__What is required__:
Every line of the listing must be reproduced as it stands. Leave the images behind.

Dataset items
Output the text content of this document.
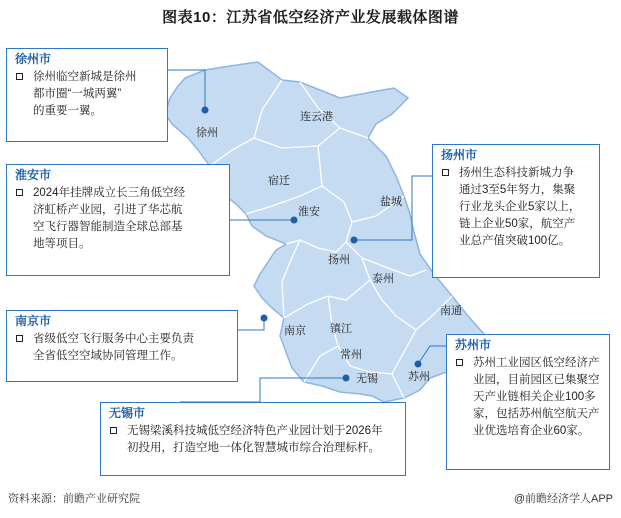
图表10：江苏省低空经济产业发展载体图谱
徐州
连云港
宿迁
淮安
盐城
扬州
泰州
南通
南京 镇江
常州
无锡	苏州
徐州市
徐州临空新城是徐州
都市圈“一城两翼”
的重要一翼。
淮安市
2024年挂牌成立长三角低空经
济虹桥产业园，引进了华芯航
空飞行器智能制造全球总部基
地等项目。
扬州市
扬州生态科技新城力争
通过3至5年努力，集聚
行业龙头企业5家以上，
链上企业50家，航空产
业总产值突破100亿。
南京市
省级低空飞行服务中心主要负责
全省低空空域协同管理工作。
苏州市
苏州工业园区低空经济产
业园，目前园区已集聚空
天产业链相关企业100多
家，包括苏州航空航天产
业优选培育企业60家。
无锡市
无锡梁溪科技城低空经济特色产业园计划于2026年
初投用，打造空地一体化智慧城市综合治理标杆。
资料来源：前瞻产业研究院	@前瞻经济学人APP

__Result for this exercise__:
Output the text content of this document.
图表10：江苏省低空经济产业发展载体图谱
徐州
连云港
宿迁
淮安
盐城
扬州
泰州
南通
南京 镇江
常州
无锡	苏州
徐州市
徐州临空新城是徐州
都市圈“一城两翼”
的重要一翼。
淮安市
2024年挂牌成立长三角低空经
济虹桥产业园，引进了华芯航
空飞行器智能制造全球总部基
地等项目。
扬州市
扬州生态科技新城力争
通过3至5年努力，集聚
行业龙头企业5家以上，
链上企业50家，航空产
业总产值突破100亿。
南京市
省级低空飞行服务中心主要负责
全省低空空域协同管理工作。
苏州市
苏州工业园区低空经济产
业园，目前园区已集聚空
天产业链相关企业100多
家，包括苏州航空航天产
业优选培育企业60家。
无锡市
无锡梁溪科技城低空经济特色产业园计划于2026年
初投用，打造空地一体化智慧城市综合治理标杆。
资料来源：前瞻产业研究院	@前瞻经济学人APP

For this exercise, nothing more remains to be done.